## Stated goal
Keep only the lines that hold the string "注重分层教学", filtering out the rest of the entries below.

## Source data
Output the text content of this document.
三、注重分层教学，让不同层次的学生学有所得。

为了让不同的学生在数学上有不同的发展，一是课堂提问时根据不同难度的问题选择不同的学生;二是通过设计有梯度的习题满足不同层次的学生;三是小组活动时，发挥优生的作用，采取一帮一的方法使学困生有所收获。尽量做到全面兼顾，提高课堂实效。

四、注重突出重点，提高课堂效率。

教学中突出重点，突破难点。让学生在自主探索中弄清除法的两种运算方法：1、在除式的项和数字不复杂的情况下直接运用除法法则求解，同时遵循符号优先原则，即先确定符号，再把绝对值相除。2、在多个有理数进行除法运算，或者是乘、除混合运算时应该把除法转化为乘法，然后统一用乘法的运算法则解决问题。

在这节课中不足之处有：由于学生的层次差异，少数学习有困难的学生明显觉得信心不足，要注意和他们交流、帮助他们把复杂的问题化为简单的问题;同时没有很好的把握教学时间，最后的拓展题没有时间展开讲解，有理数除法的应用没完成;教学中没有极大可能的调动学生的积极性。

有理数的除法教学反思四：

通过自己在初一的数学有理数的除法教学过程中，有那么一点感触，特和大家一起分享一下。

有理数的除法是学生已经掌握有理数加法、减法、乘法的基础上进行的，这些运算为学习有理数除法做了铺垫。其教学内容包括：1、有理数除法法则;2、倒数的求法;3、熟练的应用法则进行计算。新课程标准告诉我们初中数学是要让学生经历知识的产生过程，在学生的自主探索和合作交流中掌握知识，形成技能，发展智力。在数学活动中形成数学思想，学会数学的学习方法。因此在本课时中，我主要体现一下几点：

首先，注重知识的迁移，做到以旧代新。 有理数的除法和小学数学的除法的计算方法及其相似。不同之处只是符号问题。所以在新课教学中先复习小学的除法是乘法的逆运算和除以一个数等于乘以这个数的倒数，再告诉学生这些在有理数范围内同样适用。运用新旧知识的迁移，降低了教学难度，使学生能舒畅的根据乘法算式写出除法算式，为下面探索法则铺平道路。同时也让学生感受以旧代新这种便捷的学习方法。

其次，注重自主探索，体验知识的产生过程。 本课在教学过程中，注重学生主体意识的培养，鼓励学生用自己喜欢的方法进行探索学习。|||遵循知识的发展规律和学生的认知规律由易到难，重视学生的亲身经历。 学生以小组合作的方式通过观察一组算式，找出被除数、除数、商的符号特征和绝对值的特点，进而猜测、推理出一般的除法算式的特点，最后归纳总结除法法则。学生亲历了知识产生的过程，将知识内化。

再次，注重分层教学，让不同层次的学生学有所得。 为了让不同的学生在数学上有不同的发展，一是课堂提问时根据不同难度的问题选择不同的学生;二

## Task output
三、注重分层教学，让不同层次的学生学有所得。
再次，注重分层教学，让不同层次的学生学有所得。 为了让不同的学生在数学上有不同的发展，一是课堂提问时根据不同难度的问题选择不同的学生;二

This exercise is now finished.